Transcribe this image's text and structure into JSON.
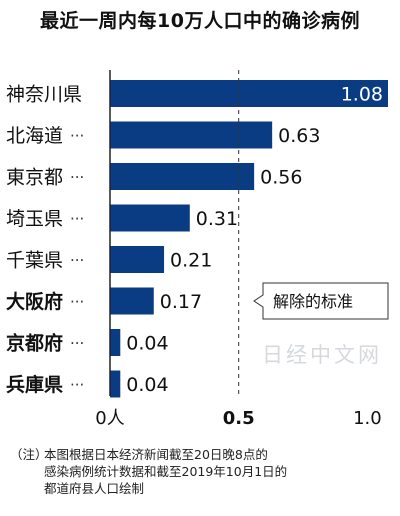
{
  "title": "最近一周内每10万人口中的确诊病例",
  "chart_data": {
    "type": "bar",
    "orientation": "horizontal",
    "categories": [
      "神奈川県",
      "北海道",
      "東京都",
      "埼玉県",
      "千葉県",
      "大阪府",
      "京都府",
      "兵庫県"
    ],
    "leader_dots": [
      "",
      "···",
      "···",
      "···",
      "···",
      "···",
      "···",
      "···"
    ],
    "values": [
      1.08,
      0.63,
      0.56,
      0.31,
      0.21,
      0.17,
      0.04,
      0.04
    ],
    "value_labels": [
      "1.08",
      "0.63",
      "0.56",
      "0.31",
      "0.21",
      "0.17",
      "0.04",
      "0.04"
    ],
    "bold_categories": [
      "大阪府",
      "京都府",
      "兵庫県"
    ],
    "xlim": [
      0,
      1.08
    ],
    "x_ticks": [
      {
        "value": 0,
        "label": "0人"
      },
      {
        "value": 0.5,
        "label": "0.5"
      },
      {
        "value": 1.0,
        "label": "1.0"
      }
    ],
    "reference_line": {
      "value": 0.5,
      "label": "解除的标准"
    },
    "bar_color": "#0a3c84",
    "label_color_inside": "#ffffff"
  },
  "watermark": "日经中文网",
  "note": {
    "lead": "（注）",
    "lines": [
      "本图根据日本经济新闻截至20日晚8点的",
      "感染病例统计数据和截至2019年10月1日的",
      "都道府县人口绘制"
    ]
  }
}
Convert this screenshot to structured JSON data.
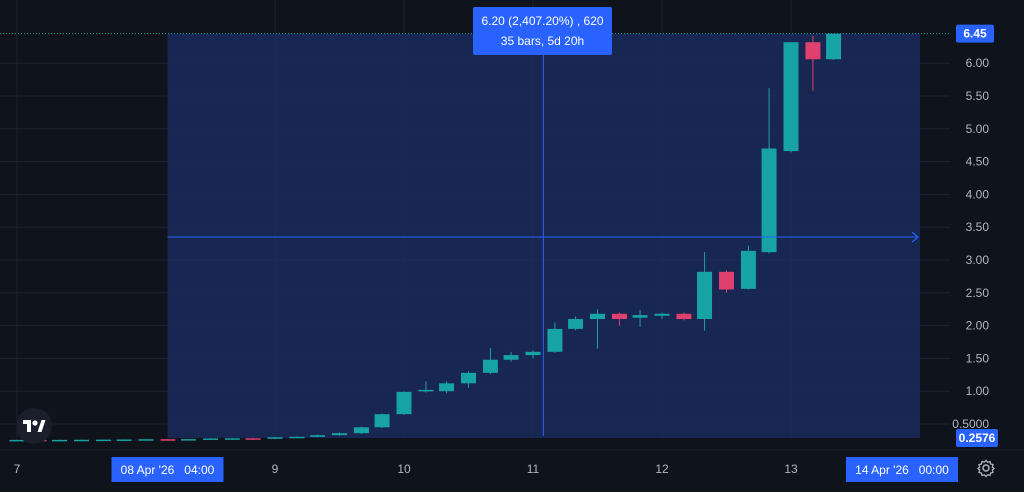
{
  "measure": {
    "line1": "6.20 (2,407.20%) , 620",
    "line2": "35 bars, 5d 20h"
  },
  "x_axis": {
    "ticks": [
      {
        "label": "7",
        "day": 7
      },
      {
        "label": "9",
        "day": 9
      },
      {
        "label": "10",
        "day": 10
      },
      {
        "label": "11",
        "day": 11
      },
      {
        "label": "12",
        "day": 12
      },
      {
        "label": "13",
        "day": 13
      }
    ],
    "range_start_label": "08 Apr '26   04:00",
    "range_end_label": "14 Apr '26   00:00"
  },
  "y_axis": {
    "tick_labels": [
      "6.00",
      "5.50",
      "5.00",
      "4.50",
      "4.00",
      "3.50",
      "3.00",
      "2.50",
      "2.00",
      "1.50",
      "1.00",
      "0.5000"
    ],
    "top_badge": "6.45",
    "bottom_badge": "0.2576"
  },
  "colors": {
    "up": "#17a2a3",
    "down": "#e0406e",
    "measure_fill": "#1a2a5c",
    "accent": "#2962ff",
    "background": "#0f131c"
  },
  "icons": {
    "logo": "tradingview-logo",
    "settings": "settings-icon"
  },
  "chart_data": {
    "type": "candlestick",
    "x_unit": "day of April 2026",
    "y_range": [
      0.2,
      6.5
    ],
    "measure_range_days": [
      8.1667,
      14.0
    ],
    "crosshair": {
      "day": 11.08,
      "price": 3.35
    },
    "candles": [
      {
        "day": 7.0,
        "open": 0.255,
        "high": 0.26,
        "low": 0.25,
        "close": 0.258
      },
      {
        "day": 7.17,
        "open": 0.258,
        "high": 0.262,
        "low": 0.25,
        "close": 0.252
      },
      {
        "day": 7.33,
        "open": 0.252,
        "high": 0.262,
        "low": 0.25,
        "close": 0.258
      },
      {
        "day": 7.5,
        "open": 0.258,
        "high": 0.262,
        "low": 0.252,
        "close": 0.26
      },
      {
        "day": 7.67,
        "open": 0.26,
        "high": 0.264,
        "low": 0.255,
        "close": 0.262
      },
      {
        "day": 7.83,
        "open": 0.262,
        "high": 0.266,
        "low": 0.258,
        "close": 0.264
      },
      {
        "day": 8.0,
        "open": 0.264,
        "high": 0.27,
        "low": 0.26,
        "close": 0.268
      },
      {
        "day": 8.17,
        "open": 0.268,
        "high": 0.27,
        "low": 0.26,
        "close": 0.262
      },
      {
        "day": 8.33,
        "open": 0.262,
        "high": 0.272,
        "low": 0.26,
        "close": 0.27
      },
      {
        "day": 8.5,
        "open": 0.27,
        "high": 0.282,
        "low": 0.268,
        "close": 0.28
      },
      {
        "day": 8.67,
        "open": 0.28,
        "high": 0.285,
        "low": 0.272,
        "close": 0.282
      },
      {
        "day": 8.83,
        "open": 0.282,
        "high": 0.286,
        "low": 0.27,
        "close": 0.274
      },
      {
        "day": 9.0,
        "open": 0.274,
        "high": 0.3,
        "low": 0.27,
        "close": 0.298
      },
      {
        "day": 9.17,
        "open": 0.298,
        "high": 0.31,
        "low": 0.29,
        "close": 0.305
      },
      {
        "day": 9.33,
        "open": 0.305,
        "high": 0.34,
        "low": 0.3,
        "close": 0.33
      },
      {
        "day": 9.5,
        "open": 0.33,
        "high": 0.37,
        "low": 0.32,
        "close": 0.36
      },
      {
        "day": 9.67,
        "open": 0.36,
        "high": 0.46,
        "low": 0.35,
        "close": 0.45
      },
      {
        "day": 9.83,
        "open": 0.45,
        "high": 0.66,
        "low": 0.44,
        "close": 0.65
      },
      {
        "day": 10.0,
        "open": 0.65,
        "high": 1.0,
        "low": 0.64,
        "close": 0.99
      },
      {
        "day": 10.17,
        "open": 1.0,
        "high": 1.15,
        "low": 0.98,
        "close": 1.02
      },
      {
        "day": 10.33,
        "open": 1.0,
        "high": 1.15,
        "low": 0.97,
        "close": 1.12
      },
      {
        "day": 10.5,
        "open": 1.12,
        "high": 1.3,
        "low": 1.05,
        "close": 1.28
      },
      {
        "day": 10.67,
        "open": 1.28,
        "high": 1.66,
        "low": 1.26,
        "close": 1.48
      },
      {
        "day": 10.83,
        "open": 1.48,
        "high": 1.6,
        "low": 1.45,
        "close": 1.55
      },
      {
        "day": 11.0,
        "open": 1.55,
        "high": 1.62,
        "low": 1.5,
        "close": 1.6
      },
      {
        "day": 11.17,
        "open": 1.6,
        "high": 2.05,
        "low": 1.58,
        "close": 1.95
      },
      {
        "day": 11.33,
        "open": 1.95,
        "high": 2.14,
        "low": 1.93,
        "close": 2.1
      },
      {
        "day": 11.5,
        "open": 2.1,
        "high": 2.25,
        "low": 1.65,
        "close": 2.18
      },
      {
        "day": 11.67,
        "open": 2.18,
        "high": 2.2,
        "low": 2.0,
        "close": 2.1
      },
      {
        "day": 11.83,
        "open": 2.12,
        "high": 2.24,
        "low": 1.98,
        "close": 2.16
      },
      {
        "day": 12.0,
        "open": 2.15,
        "high": 2.2,
        "low": 2.1,
        "close": 2.18
      },
      {
        "day": 12.17,
        "open": 2.18,
        "high": 2.2,
        "low": 2.08,
        "close": 2.1
      },
      {
        "day": 12.33,
        "open": 2.1,
        "high": 3.12,
        "low": 1.92,
        "close": 2.82
      },
      {
        "day": 12.5,
        "open": 2.82,
        "high": 2.84,
        "low": 2.5,
        "close": 2.55
      },
      {
        "day": 12.67,
        "open": 2.56,
        "high": 3.22,
        "low": 2.55,
        "close": 3.14
      },
      {
        "day": 12.83,
        "open": 3.12,
        "high": 5.62,
        "low": 3.1,
        "close": 4.7
      },
      {
        "day": 13.0,
        "open": 4.66,
        "high": 6.32,
        "low": 4.64,
        "close": 6.32
      },
      {
        "day": 13.17,
        "open": 6.32,
        "high": 6.42,
        "low": 5.58,
        "close": 6.06
      },
      {
        "day": 13.33,
        "open": 6.06,
        "high": 6.45,
        "low": 6.05,
        "close": 6.45
      }
    ]
  }
}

_ _ _

Stated problem> Give every record again exactly, apart from the pictures, which stay out.

Solution to this problem>
Transcribe this image's text and structure into JSON.
{
  "title": "最近一周内每10万人口中的确诊病例",
  "chart_data": {
    "type": "bar",
    "orientation": "horizontal",
    "categories": [
      "神奈川県",
      "北海道",
      "東京都",
      "埼玉県",
      "千葉県",
      "大阪府",
      "京都府",
      "兵庫県"
    ],
    "leader_dots": [
      "",
      "···",
      "···",
      "···",
      "···",
      "···",
      "···",
      "···"
    ],
    "values": [
      1.08,
      0.63,
      0.56,
      0.31,
      0.21,
      0.17,
      0.04,
      0.04
    ],
    "value_labels": [
      "1.08",
      "0.63",
      "0.56",
      "0.31",
      "0.21",
      "0.17",
      "0.04",
      "0.04"
    ],
    "bold_categories": [
      "大阪府",
      "京都府",
      "兵庫県"
    ],
    "xlim": [
      0,
      1.08
    ],
    "x_ticks": [
      {
        "value": 0,
        "label": "0人"
      },
      {
        "value": 0.5,
        "label": "0.5"
      },
      {
        "value": 1.0,
        "label": "1.0"
      }
    ],
    "reference_line": {
      "value": 0.5,
      "label": "解除的标准"
    },
    "bar_color": "#0a3c84",
    "label_color_inside": "#ffffff"
  },
  "watermark": "日经中文网",
  "note": {
    "lead": "（注）",
    "lines": [
      "本图根据日本经济新闻截至20日晚8点的",
      "感染病例统计数据和截至2019年10月1日的",
      "都道府县人口绘制"
    ]
  }
}
Convert this screenshot to structured JSON data.
{
  "measure": {
    "line1": "6.20 (2,407.20%) , 620",
    "line2": "35 bars, 5d 20h"
  },
  "x_axis": {
    "ticks": [
      {
        "label": "7",
        "day": 7
      },
      {
        "label": "9",
        "day": 9
      },
      {
        "label": "10",
        "day": 10
      },
      {
        "label": "11",
        "day": 11
      },
      {
        "label": "12",
        "day": 12
      },
      {
        "label": "13",
        "day": 13
      }
    ],
    "range_start_label": "08 Apr '26   04:00",
    "range_end_label": "14 Apr '26   00:00"
  },
  "y_axis": {
    "tick_labels": [
      "6.00",
      "5.50",
      "5.00",
      "4.50",
      "4.00",
      "3.50",
      "3.00",
      "2.50",
      "2.00",
      "1.50",
      "1.00",
      "0.5000"
    ],
    "top_badge": "6.45",
    "bottom_badge": "0.2576"
  },
  "colors": {
    "up": "#17a2a3",
    "down": "#e0406e",
    "measure_fill": "#1a2a5c",
    "accent": "#2962ff",
    "background": "#0f131c"
  },
  "icons": {
    "logo": "tradingview-logo",
    "settings": "settings-icon"
  },
  "chart_data": {
    "type": "candlestick",
    "x_unit": "day of April 2026",
    "y_range": [
      0.2,
      6.5
    ],
    "measure_range_days": [
      8.1667,
      14.0
    ],
    "crosshair": {
      "day": 11.08,
      "price": 3.35
    },
    "candles": [
      {
        "day": 7.0,
        "open": 0.255,
        "high": 0.26,
        "low": 0.25,
        "close": 0.258
      },
      {
        "day": 7.17,
        "open": 0.258,
        "high": 0.262,
        "low": 0.25,
        "close": 0.252
      },
      {
        "day": 7.33,
        "open": 0.252,
        "high": 0.262,
        "low": 0.25,
        "close": 0.258
      },
      {
        "day": 7.5,
        "open": 0.258,
        "high": 0.262,
        "low": 0.252,
        "close": 0.26
      },
      {
        "day": 7.67,
        "open": 0.26,
        "high": 0.264,
        "low": 0.255,
        "close": 0.262
      },
      {
        "day": 7.83,
        "open": 0.262,
        "high": 0.266,
        "low": 0.258,
        "close": 0.264
      },
      {
        "day": 8.0,
        "open": 0.264,
        "high": 0.27,
        "low": 0.26,
        "close": 0.268
      },
      {
        "day": 8.17,
        "open": 0.268,
        "high": 0.27,
        "low": 0.26,
        "close": 0.262
      },
      {
        "day": 8.33,
        "open": 0.262,
        "high": 0.272,
        "low": 0.26,
        "close": 0.27
      },
      {
        "day": 8.5,
        "open": 0.27,
        "high": 0.282,
        "low": 0.268,
        "close": 0.28
      },
      {
        "day": 8.67,
        "open": 0.28,
        "high": 0.285,
        "low": 0.272,
        "close": 0.282
      },
      {
        "day": 8.83,
        "open": 0.282,
        "high": 0.286,
        "low": 0.27,
        "close": 0.274
      },
      {
        "day": 9.0,
        "open": 0.274,
        "high": 0.3,
        "low": 0.27,
        "close": 0.298
      },
      {
        "day": 9.17,
        "open": 0.298,
        "high": 0.31,
        "low": 0.29,
        "close": 0.305
      },
      {
        "day": 9.33,
        "open": 0.305,
        "high": 0.34,
        "low": 0.3,
        "close": 0.33
      },
      {
        "day": 9.5,
        "open": 0.33,
        "high": 0.37,
        "low": 0.32,
        "close": 0.36
      },
      {
        "day": 9.67,
        "open": 0.36,
        "high": 0.46,
        "low": 0.35,
        "close": 0.45
      },
      {
        "day": 9.83,
        "open": 0.45,
        "high": 0.66,
        "low": 0.44,
        "close": 0.65
      },
      {
        "day": 10.0,
        "open": 0.65,
        "high": 1.0,
        "low": 0.64,
        "close": 0.99
      },
      {
        "day": 10.17,
        "open": 1.0,
        "high": 1.15,
        "low": 0.98,
        "close": 1.02
      },
      {
        "day": 10.33,
        "open": 1.0,
        "high": 1.15,
        "low": 0.97,
        "close": 1.12
      },
      {
        "day": 10.5,
        "open": 1.12,
        "high": 1.3,
        "low": 1.05,
        "close": 1.28
      },
      {
        "day": 10.67,
        "open": 1.28,
        "high": 1.66,
        "low": 1.26,
        "close": 1.48
      },
      {
        "day": 10.83,
        "open": 1.48,
        "high": 1.6,
        "low": 1.45,
        "close": 1.55
      },
      {
        "day": 11.0,
        "open": 1.55,
        "high": 1.62,
        "low": 1.5,
        "close": 1.6
      },
      {
        "day": 11.17,
        "open": 1.6,
        "high": 2.05,
        "low": 1.58,
        "close": 1.95
      },
      {
        "day": 11.33,
        "open": 1.95,
        "high": 2.14,
        "low": 1.93,
        "close": 2.1
      },
      {
        "day": 11.5,
        "open": 2.1,
        "high": 2.25,
        "low": 1.65,
        "close": 2.18
      },
      {
        "day": 11.67,
        "open": 2.18,
        "high": 2.2,
        "low": 2.0,
        "close": 2.1
      },
      {
        "day": 11.83,
        "open": 2.12,
        "high": 2.24,
        "low": 1.98,
        "close": 2.16
      },
      {
        "day": 12.0,
        "open": 2.15,
        "high": 2.2,
        "low": 2.1,
        "close": 2.18
      },
      {
        "day": 12.17,
        "open": 2.18,
        "high": 2.2,
        "low": 2.08,
        "close": 2.1
      },
      {
        "day": 12.33,
        "open": 2.1,
        "high": 3.12,
        "low": 1.92,
        "close": 2.82
      },
      {
        "day": 12.5,
        "open": 2.82,
        "high": 2.84,
        "low": 2.5,
        "close": 2.55
      },
      {
        "day": 12.67,
        "open": 2.56,
        "high": 3.22,
        "low": 2.55,
        "close": 3.14
      },
      {
        "day": 12.83,
        "open": 3.12,
        "high": 5.62,
        "low": 3.1,
        "close": 4.7
      },
      {
        "day": 13.0,
        "open": 4.66,
        "high": 6.32,
        "low": 4.64,
        "close": 6.32
      },
      {
        "day": 13.17,
        "open": 6.32,
        "high": 6.42,
        "low": 5.58,
        "close": 6.06
      },
      {
        "day": 13.33,
        "open": 6.06,
        "high": 6.45,
        "low": 6.05,
        "close": 6.45
      }
    ]
  }
}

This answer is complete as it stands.